* Information given *
## start
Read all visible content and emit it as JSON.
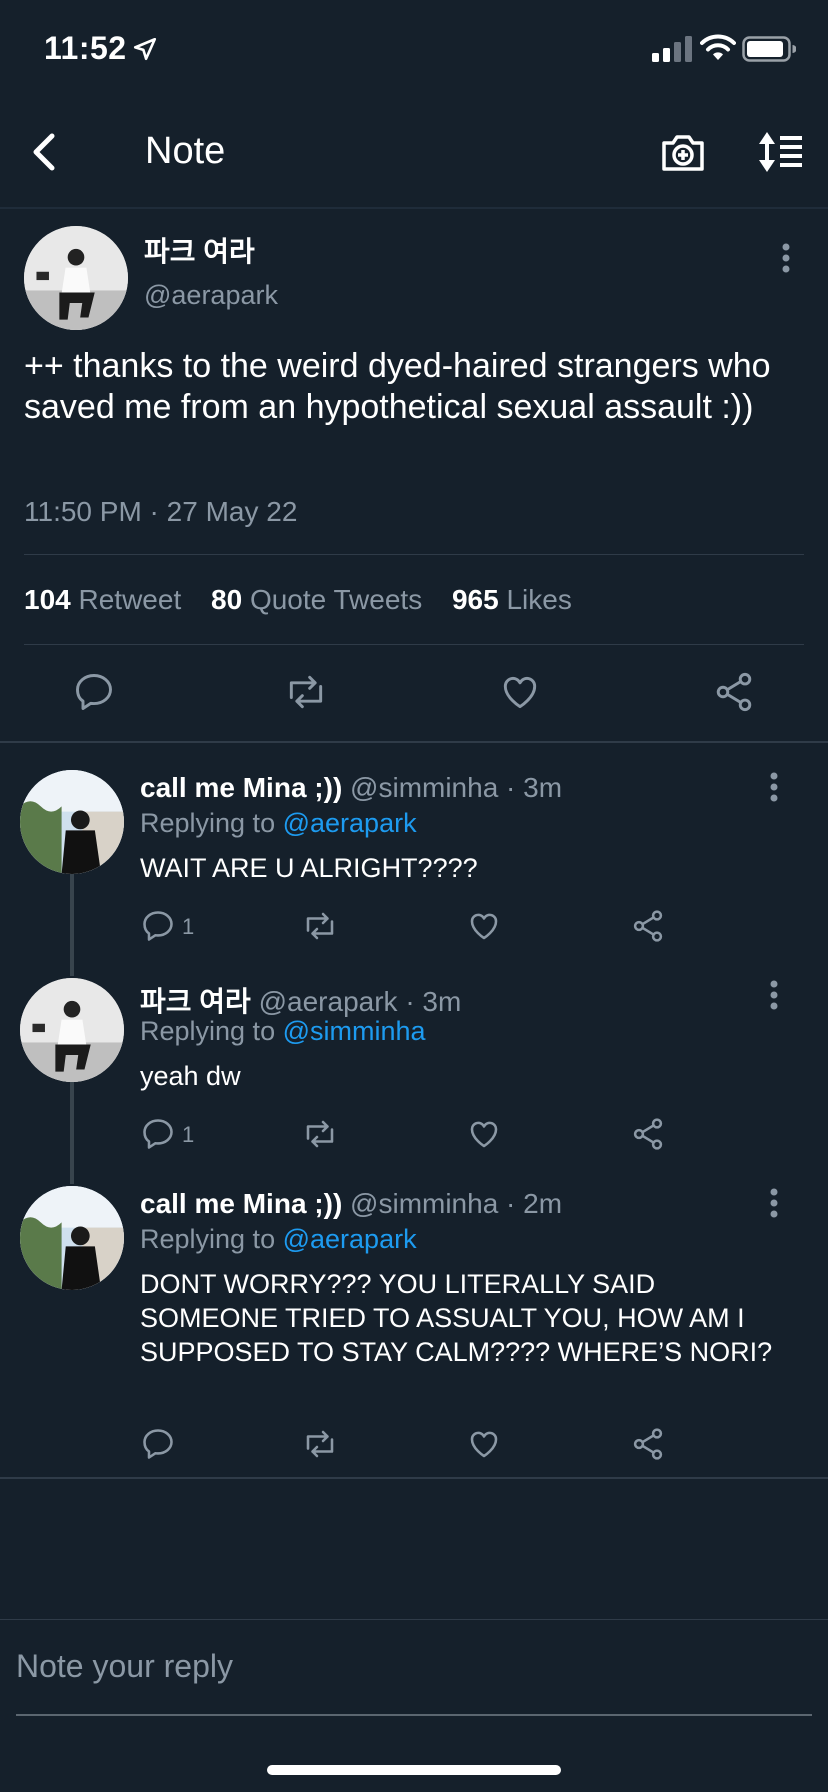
{
  "status_bar": {
    "time": "11:52"
  },
  "header": {
    "title": "Note"
  },
  "main_tweet": {
    "name": "파크 여라",
    "handle": "@aerapark",
    "text": "++ thanks to the weird dyed-haired strangers who saved me from an hypothetical sexual assault :))",
    "timestamp": "11:50 PM · 27 May 22",
    "stats": {
      "retweets": "104",
      "retweets_label": "Retweet",
      "quotes": "80",
      "quotes_label": "Quote Tweets",
      "likes": "965",
      "likes_label": "Likes"
    }
  },
  "replies": [
    {
      "name": "call me Mina ;))",
      "meta": "@simminha · 3m",
      "replying_prefix": "Replying to",
      "replying_to": "@aerapark",
      "text": "WAIT ARE U ALRIGHT????",
      "reply_count": "1"
    },
    {
      "name": "파크 여라",
      "meta": "@aerapark · 3m",
      "replying_prefix": "Replying to",
      "replying_to": "@simminha",
      "text": "yeah dw",
      "reply_count": "1"
    },
    {
      "name": "call me Mina ;))",
      "meta": "@simminha · 2m",
      "replying_prefix": "Replying to",
      "replying_to": "@aerapark",
      "text": "DONT WORRY??? YOU LITERALLY SAID SOMEONE TRIED TO ASSUALT YOU, HOW AM I SUPPOSED TO STAY CALM???? WHERE’S NORI?",
      "reply_count": ""
    }
  ],
  "reply_box": {
    "placeholder": "Note your reply"
  },
  "colors": {
    "background": "#15202b",
    "accent": "#1d9bf0",
    "muted": "#8b98a5"
  }
}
## end
* Given instruction *
Quote the full listing above word for word; exclude every picture from the copy.

* Answer to this problem *
Read all visible content and emit it as JSON.
{
  "status_bar": {
    "time": "11:52"
  },
  "header": {
    "title": "Note"
  },
  "main_tweet": {
    "name": "파크 여라",
    "handle": "@aerapark",
    "text": "++ thanks to the weird dyed-haired strangers who saved me from an hypothetical sexual assault :))",
    "timestamp": "11:50 PM · 27 May 22",
    "stats": {
      "retweets": "104",
      "retweets_label": "Retweet",
      "quotes": "80",
      "quotes_label": "Quote Tweets",
      "likes": "965",
      "likes_label": "Likes"
    }
  },
  "replies": [
    {
      "name": "call me Mina ;))",
      "meta": "@simminha · 3m",
      "replying_prefix": "Replying to",
      "replying_to": "@aerapark",
      "text": "WAIT ARE U ALRIGHT????",
      "reply_count": "1"
    },
    {
      "name": "파크 여라",
      "meta": "@aerapark · 3m",
      "replying_prefix": "Replying to",
      "replying_to": "@simminha",
      "text": "yeah dw",
      "reply_count": "1"
    },
    {
      "name": "call me Mina ;))",
      "meta": "@simminha · 2m",
      "replying_prefix": "Replying to",
      "replying_to": "@aerapark",
      "text": "DONT WORRY??? YOU LITERALLY SAID SOMEONE TRIED TO ASSUALT YOU, HOW AM I SUPPOSED TO STAY CALM???? WHERE’S NORI?",
      "reply_count": ""
    }
  ],
  "reply_box": {
    "placeholder": "Note your reply"
  },
  "colors": {
    "background": "#15202b",
    "accent": "#1d9bf0",
    "muted": "#8b98a5"
  }
}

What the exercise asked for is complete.